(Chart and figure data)
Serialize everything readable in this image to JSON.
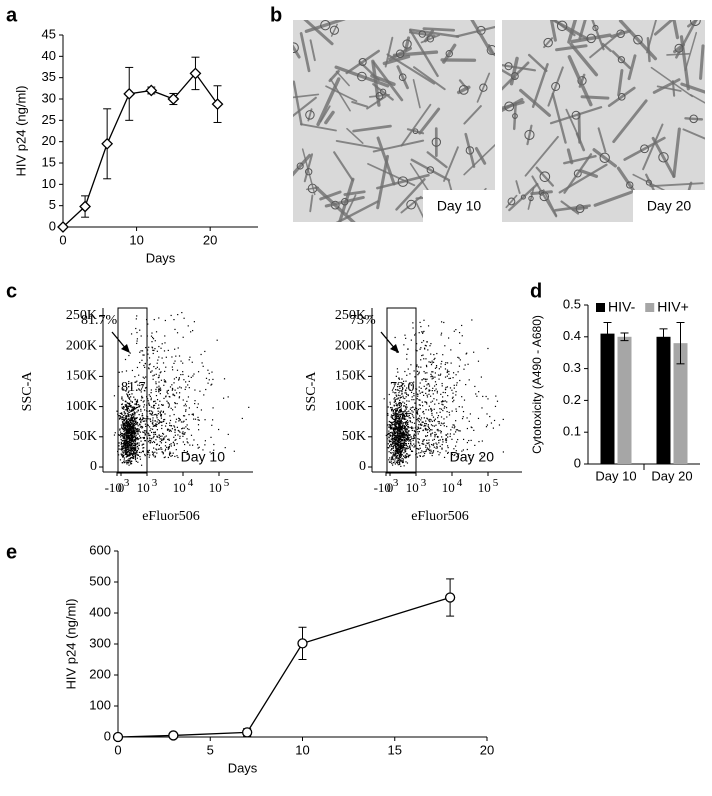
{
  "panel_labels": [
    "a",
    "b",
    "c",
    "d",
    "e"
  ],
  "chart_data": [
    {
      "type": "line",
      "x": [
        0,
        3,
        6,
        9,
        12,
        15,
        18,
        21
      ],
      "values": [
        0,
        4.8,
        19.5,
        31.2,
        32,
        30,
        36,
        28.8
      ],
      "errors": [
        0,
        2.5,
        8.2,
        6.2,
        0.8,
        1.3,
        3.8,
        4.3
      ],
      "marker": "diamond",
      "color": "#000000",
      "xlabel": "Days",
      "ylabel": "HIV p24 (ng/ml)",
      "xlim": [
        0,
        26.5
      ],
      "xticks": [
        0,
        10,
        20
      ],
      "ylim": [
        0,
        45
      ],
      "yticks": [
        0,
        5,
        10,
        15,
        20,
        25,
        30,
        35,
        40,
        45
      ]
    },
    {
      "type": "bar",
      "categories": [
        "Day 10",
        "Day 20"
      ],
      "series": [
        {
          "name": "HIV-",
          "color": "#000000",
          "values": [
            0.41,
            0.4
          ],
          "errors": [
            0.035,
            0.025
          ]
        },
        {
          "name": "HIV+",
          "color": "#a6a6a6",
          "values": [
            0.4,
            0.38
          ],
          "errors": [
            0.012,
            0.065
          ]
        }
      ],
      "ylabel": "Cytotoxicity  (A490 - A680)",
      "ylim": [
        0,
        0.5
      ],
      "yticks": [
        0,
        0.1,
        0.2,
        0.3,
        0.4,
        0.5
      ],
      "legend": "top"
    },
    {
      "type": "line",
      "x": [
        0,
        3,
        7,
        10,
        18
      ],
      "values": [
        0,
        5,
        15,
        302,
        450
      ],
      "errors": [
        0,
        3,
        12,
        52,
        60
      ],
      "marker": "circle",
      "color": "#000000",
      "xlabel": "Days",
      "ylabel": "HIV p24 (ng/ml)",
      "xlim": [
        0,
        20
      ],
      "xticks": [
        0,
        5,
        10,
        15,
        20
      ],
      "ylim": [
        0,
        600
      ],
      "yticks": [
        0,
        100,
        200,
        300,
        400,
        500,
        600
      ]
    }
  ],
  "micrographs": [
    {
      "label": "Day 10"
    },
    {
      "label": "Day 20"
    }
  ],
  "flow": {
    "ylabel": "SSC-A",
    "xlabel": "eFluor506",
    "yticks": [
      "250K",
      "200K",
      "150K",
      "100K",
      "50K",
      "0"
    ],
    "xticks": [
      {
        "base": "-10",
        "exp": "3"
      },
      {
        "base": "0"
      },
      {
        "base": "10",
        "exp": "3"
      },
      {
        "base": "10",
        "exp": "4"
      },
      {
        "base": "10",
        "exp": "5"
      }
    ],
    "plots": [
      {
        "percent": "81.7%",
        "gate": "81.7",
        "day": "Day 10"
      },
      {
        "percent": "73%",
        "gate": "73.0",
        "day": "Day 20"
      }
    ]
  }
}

WHAT IS EXPECTED
Repeat the material verbatim. Do not carry over any picture.

EXERCISE RESPONSE
Serialize everything readable in this image to JSON.
{
  "panel_labels": [
    "a",
    "b",
    "c",
    "d",
    "e"
  ],
  "chart_data": [
    {
      "type": "line",
      "x": [
        0,
        3,
        6,
        9,
        12,
        15,
        18,
        21
      ],
      "values": [
        0,
        4.8,
        19.5,
        31.2,
        32,
        30,
        36,
        28.8
      ],
      "errors": [
        0,
        2.5,
        8.2,
        6.2,
        0.8,
        1.3,
        3.8,
        4.3
      ],
      "marker": "diamond",
      "color": "#000000",
      "xlabel": "Days",
      "ylabel": "HIV p24 (ng/ml)",
      "xlim": [
        0,
        26.5
      ],
      "xticks": [
        0,
        10,
        20
      ],
      "ylim": [
        0,
        45
      ],
      "yticks": [
        0,
        5,
        10,
        15,
        20,
        25,
        30,
        35,
        40,
        45
      ]
    },
    {
      "type": "bar",
      "categories": [
        "Day 10",
        "Day 20"
      ],
      "series": [
        {
          "name": "HIV-",
          "color": "#000000",
          "values": [
            0.41,
            0.4
          ],
          "errors": [
            0.035,
            0.025
          ]
        },
        {
          "name": "HIV+",
          "color": "#a6a6a6",
          "values": [
            0.4,
            0.38
          ],
          "errors": [
            0.012,
            0.065
          ]
        }
      ],
      "ylabel": "Cytotoxicity  (A490 - A680)",
      "ylim": [
        0,
        0.5
      ],
      "yticks": [
        0,
        0.1,
        0.2,
        0.3,
        0.4,
        0.5
      ],
      "legend": "top"
    },
    {
      "type": "line",
      "x": [
        0,
        3,
        7,
        10,
        18
      ],
      "values": [
        0,
        5,
        15,
        302,
        450
      ],
      "errors": [
        0,
        3,
        12,
        52,
        60
      ],
      "marker": "circle",
      "color": "#000000",
      "xlabel": "Days",
      "ylabel": "HIV p24 (ng/ml)",
      "xlim": [
        0,
        20
      ],
      "xticks": [
        0,
        5,
        10,
        15,
        20
      ],
      "ylim": [
        0,
        600
      ],
      "yticks": [
        0,
        100,
        200,
        300,
        400,
        500,
        600
      ]
    }
  ],
  "micrographs": [
    {
      "label": "Day 10"
    },
    {
      "label": "Day 20"
    }
  ],
  "flow": {
    "ylabel": "SSC-A",
    "xlabel": "eFluor506",
    "yticks": [
      "250K",
      "200K",
      "150K",
      "100K",
      "50K",
      "0"
    ],
    "xticks": [
      {
        "base": "-10",
        "exp": "3"
      },
      {
        "base": "0"
      },
      {
        "base": "10",
        "exp": "3"
      },
      {
        "base": "10",
        "exp": "4"
      },
      {
        "base": "10",
        "exp": "5"
      }
    ],
    "plots": [
      {
        "percent": "81.7%",
        "gate": "81.7",
        "day": "Day 10"
      },
      {
        "percent": "73%",
        "gate": "73.0",
        "day": "Day 20"
      }
    ]
  }
}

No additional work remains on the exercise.